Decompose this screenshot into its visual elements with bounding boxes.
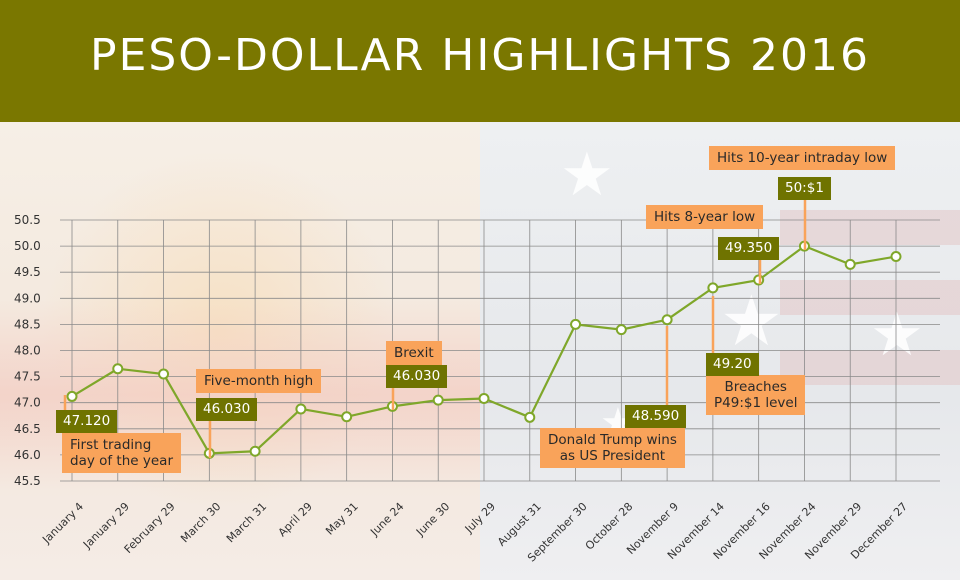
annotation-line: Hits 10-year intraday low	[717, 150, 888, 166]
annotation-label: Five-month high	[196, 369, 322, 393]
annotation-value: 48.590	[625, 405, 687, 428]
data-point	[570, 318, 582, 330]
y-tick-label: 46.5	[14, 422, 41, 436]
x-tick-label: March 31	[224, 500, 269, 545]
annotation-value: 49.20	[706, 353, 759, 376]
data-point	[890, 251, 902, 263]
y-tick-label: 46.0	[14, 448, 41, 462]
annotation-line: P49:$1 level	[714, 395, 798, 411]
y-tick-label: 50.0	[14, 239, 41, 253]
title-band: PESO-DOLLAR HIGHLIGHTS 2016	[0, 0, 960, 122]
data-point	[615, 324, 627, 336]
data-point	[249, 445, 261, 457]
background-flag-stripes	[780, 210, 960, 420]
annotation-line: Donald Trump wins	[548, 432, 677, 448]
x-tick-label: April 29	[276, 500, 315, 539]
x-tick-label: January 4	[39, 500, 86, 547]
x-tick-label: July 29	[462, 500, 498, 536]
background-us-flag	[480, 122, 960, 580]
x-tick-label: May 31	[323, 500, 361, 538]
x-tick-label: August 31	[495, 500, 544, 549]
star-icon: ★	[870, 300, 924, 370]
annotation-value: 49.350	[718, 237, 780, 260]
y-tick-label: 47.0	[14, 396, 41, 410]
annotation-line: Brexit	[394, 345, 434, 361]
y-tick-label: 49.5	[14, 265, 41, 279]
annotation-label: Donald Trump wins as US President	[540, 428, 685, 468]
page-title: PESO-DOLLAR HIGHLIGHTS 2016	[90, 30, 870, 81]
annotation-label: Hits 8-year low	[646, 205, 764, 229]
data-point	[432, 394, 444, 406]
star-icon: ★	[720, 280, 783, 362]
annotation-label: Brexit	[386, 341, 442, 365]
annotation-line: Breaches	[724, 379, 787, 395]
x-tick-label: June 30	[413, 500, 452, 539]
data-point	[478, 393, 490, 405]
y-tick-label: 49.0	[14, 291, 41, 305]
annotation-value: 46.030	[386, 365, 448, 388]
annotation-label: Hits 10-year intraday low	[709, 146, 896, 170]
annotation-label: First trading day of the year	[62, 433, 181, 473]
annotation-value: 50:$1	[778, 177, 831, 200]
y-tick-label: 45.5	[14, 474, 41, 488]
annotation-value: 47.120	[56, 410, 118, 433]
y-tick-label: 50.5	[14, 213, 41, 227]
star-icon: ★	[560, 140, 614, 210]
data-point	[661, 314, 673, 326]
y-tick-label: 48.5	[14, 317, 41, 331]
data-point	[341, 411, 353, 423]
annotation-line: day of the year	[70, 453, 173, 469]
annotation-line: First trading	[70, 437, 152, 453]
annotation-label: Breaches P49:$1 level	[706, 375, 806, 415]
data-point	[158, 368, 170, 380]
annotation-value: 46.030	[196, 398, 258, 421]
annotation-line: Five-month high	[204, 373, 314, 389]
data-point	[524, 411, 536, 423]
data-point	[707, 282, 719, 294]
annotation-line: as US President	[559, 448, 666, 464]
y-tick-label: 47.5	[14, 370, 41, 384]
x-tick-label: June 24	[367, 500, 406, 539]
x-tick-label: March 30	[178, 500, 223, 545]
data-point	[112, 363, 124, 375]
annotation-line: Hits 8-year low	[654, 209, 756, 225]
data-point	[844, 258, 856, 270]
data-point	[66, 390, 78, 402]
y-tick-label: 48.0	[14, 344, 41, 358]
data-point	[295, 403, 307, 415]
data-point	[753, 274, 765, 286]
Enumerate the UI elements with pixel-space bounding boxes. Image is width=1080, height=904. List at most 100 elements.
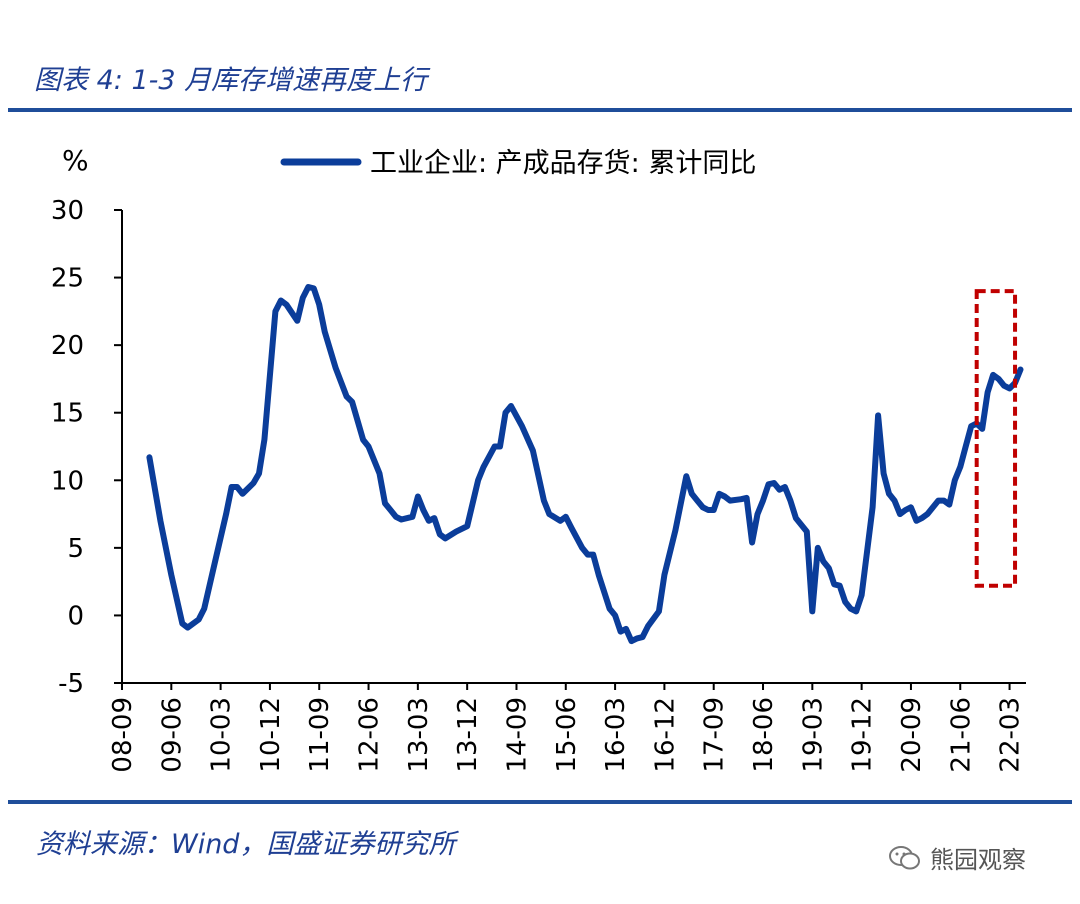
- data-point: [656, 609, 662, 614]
********
• _JOB_
How many lines in the rows above contain the string "President", with case counting? Reply with the number only.

• _TASK SOLUTION_
2